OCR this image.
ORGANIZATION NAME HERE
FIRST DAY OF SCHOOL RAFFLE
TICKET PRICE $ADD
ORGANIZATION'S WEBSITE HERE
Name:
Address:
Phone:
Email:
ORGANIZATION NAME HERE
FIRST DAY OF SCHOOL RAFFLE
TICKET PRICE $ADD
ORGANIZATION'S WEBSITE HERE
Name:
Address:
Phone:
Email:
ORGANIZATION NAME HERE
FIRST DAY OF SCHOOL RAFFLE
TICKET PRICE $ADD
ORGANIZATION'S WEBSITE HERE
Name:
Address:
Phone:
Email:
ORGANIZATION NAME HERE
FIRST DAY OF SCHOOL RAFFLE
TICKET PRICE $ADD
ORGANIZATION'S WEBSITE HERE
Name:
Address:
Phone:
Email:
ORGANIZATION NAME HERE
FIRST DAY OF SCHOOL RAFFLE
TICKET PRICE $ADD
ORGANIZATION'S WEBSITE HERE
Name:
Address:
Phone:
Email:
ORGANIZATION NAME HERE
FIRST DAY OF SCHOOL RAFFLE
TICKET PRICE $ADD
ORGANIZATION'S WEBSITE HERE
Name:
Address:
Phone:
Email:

○ ○ ○ ○

Your goal -
The records above are to be repeated exactly, in their entirety.

Task response -
OCR this image.
ORGANIZATION NAME HERE
FIRST DAY OF SCHOOL RAFFLE
TICKET PRICE $ADD
ORGANIZATION'S WEBSITE HERE
Name:
Address:
Phone:
Email:
ORGANIZATION NAME HERE
FIRST DAY OF SCHOOL RAFFLE
TICKET PRICE $ADD
ORGANIZATION'S WEBSITE HERE
Name:
Address:
Phone:
Email:
ORGANIZATION NAME HERE
FIRST DAY OF SCHOOL RAFFLE
TICKET PRICE $ADD
ORGANIZATION'S WEBSITE HERE
Name:
Address:
Phone:
Email:
ORGANIZATION NAME HERE
FIRST DAY OF SCHOOL RAFFLE
TICKET PRICE $ADD
ORGANIZATION'S WEBSITE HERE
Name:
Address:
Phone:
Email:
ORGANIZATION NAME HERE
FIRST DAY OF SCHOOL RAFFLE
TICKET PRICE $ADD
ORGANIZATION'S WEBSITE HERE
Name:
Address:
Phone:
Email:
ORGANIZATION NAME HERE
FIRST DAY OF SCHOOL RAFFLE
TICKET PRICE $ADD
ORGANIZATION'S WEBSITE HERE
Name:
Address:
Phone:
Email:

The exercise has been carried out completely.